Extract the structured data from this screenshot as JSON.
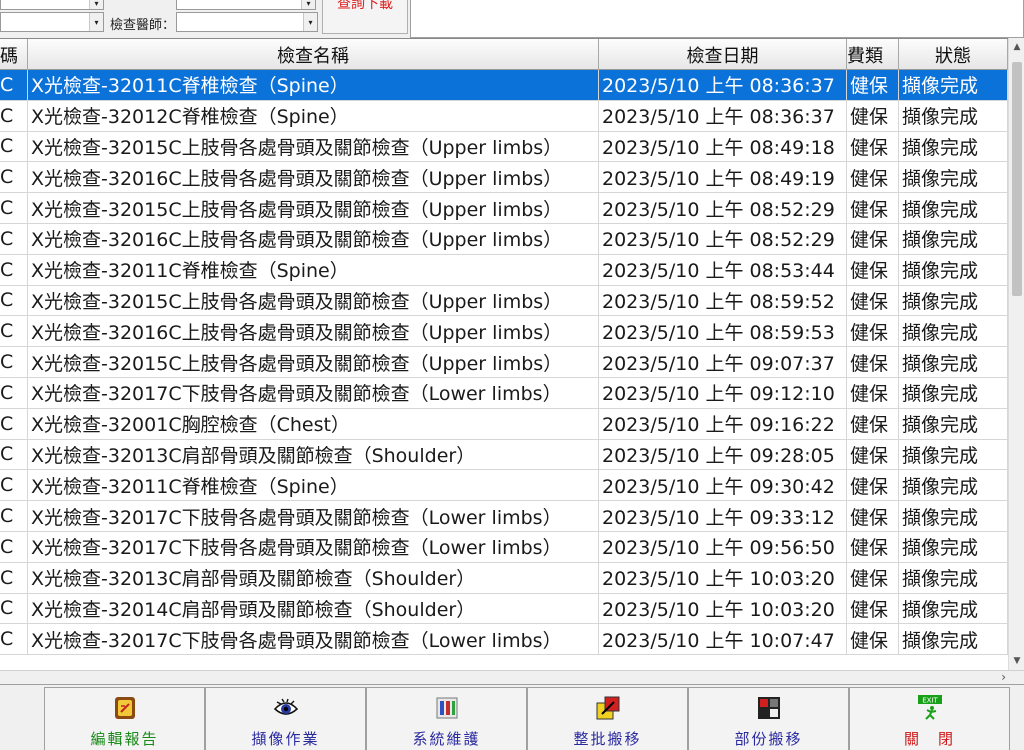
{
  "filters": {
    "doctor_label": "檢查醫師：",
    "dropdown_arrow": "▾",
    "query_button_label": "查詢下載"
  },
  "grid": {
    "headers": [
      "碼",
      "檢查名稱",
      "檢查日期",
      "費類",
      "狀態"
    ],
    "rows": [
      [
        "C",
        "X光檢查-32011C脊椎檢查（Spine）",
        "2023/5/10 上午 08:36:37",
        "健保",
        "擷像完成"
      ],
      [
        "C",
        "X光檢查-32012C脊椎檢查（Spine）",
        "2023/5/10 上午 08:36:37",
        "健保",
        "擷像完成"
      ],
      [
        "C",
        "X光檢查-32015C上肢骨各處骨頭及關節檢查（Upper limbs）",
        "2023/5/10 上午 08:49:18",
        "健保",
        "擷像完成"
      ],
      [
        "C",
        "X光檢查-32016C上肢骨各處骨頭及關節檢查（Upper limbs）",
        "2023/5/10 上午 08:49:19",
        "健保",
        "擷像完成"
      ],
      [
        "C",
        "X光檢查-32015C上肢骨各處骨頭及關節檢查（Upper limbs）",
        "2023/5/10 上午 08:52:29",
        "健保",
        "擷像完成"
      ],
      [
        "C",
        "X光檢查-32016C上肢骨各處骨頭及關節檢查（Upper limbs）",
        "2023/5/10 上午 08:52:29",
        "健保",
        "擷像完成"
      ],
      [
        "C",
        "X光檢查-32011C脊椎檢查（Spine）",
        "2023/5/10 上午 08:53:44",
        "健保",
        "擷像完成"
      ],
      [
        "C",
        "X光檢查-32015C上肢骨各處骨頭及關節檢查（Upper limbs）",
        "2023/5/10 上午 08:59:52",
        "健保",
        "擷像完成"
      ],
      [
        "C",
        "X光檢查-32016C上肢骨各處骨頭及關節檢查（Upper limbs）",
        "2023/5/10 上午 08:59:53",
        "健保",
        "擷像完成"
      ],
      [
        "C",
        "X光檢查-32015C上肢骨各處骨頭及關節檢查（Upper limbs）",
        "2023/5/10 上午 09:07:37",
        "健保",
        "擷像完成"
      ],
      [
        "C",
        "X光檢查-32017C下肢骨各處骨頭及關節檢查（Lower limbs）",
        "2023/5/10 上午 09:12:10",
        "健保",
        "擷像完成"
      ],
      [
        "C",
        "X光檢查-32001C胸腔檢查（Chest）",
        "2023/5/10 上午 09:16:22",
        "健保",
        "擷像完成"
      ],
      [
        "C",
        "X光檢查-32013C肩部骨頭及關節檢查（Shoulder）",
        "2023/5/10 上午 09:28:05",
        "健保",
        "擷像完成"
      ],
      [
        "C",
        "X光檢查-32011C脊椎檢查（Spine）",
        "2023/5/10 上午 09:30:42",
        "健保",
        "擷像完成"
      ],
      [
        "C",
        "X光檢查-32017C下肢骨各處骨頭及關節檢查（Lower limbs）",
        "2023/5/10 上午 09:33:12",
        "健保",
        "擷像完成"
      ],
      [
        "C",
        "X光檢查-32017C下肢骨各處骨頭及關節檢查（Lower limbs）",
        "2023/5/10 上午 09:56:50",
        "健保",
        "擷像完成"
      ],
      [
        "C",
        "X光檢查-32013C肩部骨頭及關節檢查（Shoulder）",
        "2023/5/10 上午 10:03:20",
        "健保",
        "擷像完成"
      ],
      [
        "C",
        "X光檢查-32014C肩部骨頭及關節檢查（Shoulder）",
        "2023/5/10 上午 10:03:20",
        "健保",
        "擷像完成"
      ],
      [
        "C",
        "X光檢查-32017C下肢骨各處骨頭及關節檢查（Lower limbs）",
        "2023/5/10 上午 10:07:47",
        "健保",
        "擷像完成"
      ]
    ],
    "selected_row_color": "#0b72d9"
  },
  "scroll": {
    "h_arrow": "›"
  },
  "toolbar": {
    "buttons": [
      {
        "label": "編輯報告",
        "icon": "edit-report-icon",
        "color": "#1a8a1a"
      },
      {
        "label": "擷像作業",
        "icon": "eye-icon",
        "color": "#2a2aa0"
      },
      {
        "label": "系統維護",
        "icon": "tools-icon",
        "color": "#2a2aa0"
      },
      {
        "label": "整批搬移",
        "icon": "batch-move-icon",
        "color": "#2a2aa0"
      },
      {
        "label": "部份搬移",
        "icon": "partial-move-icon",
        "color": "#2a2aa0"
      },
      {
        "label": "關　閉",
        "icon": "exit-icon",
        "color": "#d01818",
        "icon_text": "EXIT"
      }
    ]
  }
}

════════

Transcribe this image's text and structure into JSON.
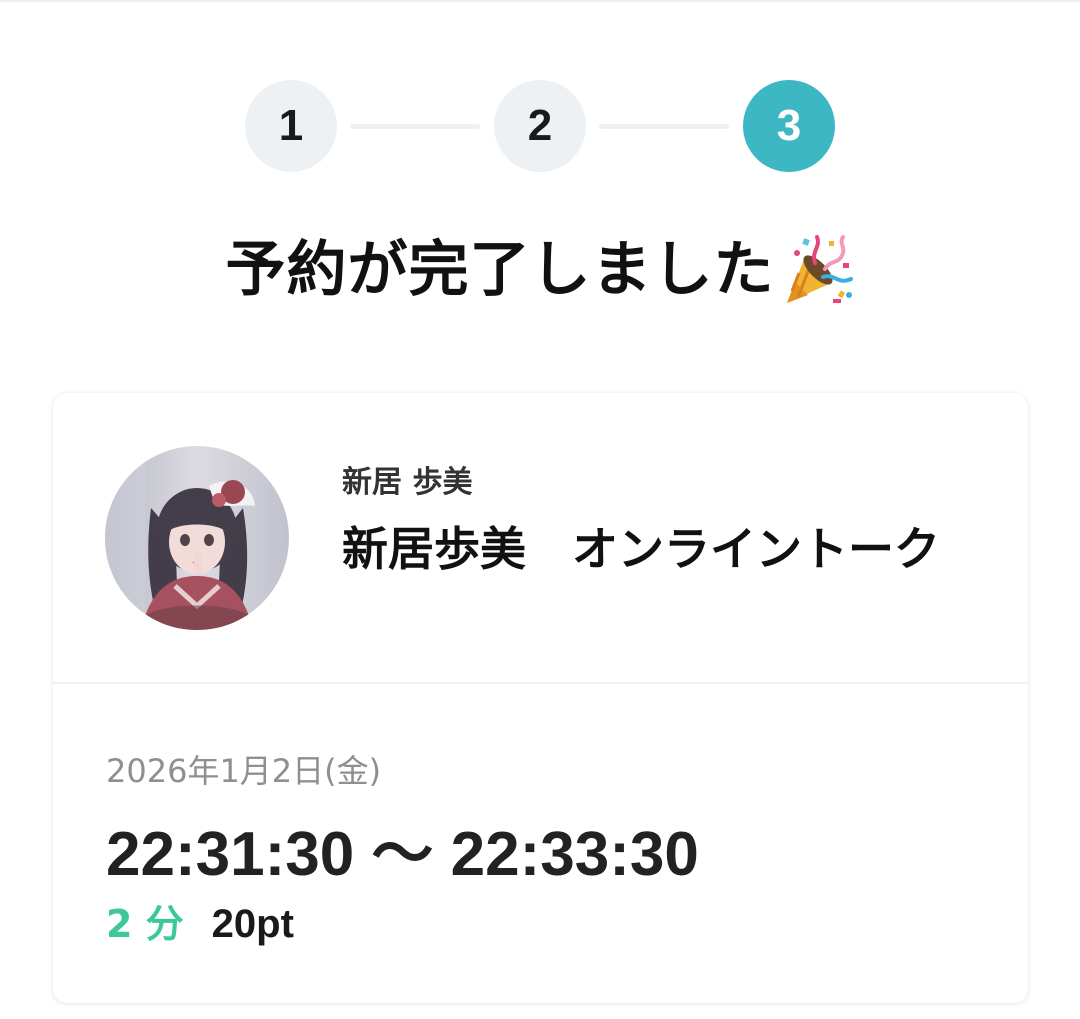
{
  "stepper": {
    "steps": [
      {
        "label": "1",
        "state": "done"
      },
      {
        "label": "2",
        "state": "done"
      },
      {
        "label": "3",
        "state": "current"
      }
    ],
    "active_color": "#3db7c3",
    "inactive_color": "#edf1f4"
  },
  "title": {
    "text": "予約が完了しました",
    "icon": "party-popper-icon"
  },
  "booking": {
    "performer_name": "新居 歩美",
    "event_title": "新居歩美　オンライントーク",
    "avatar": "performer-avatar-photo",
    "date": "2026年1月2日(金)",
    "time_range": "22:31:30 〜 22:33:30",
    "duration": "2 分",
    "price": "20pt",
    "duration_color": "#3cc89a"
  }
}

════════

Given exercise:
Of the lines in the material, how many include "move"? Respond with the number alone.

In response:
2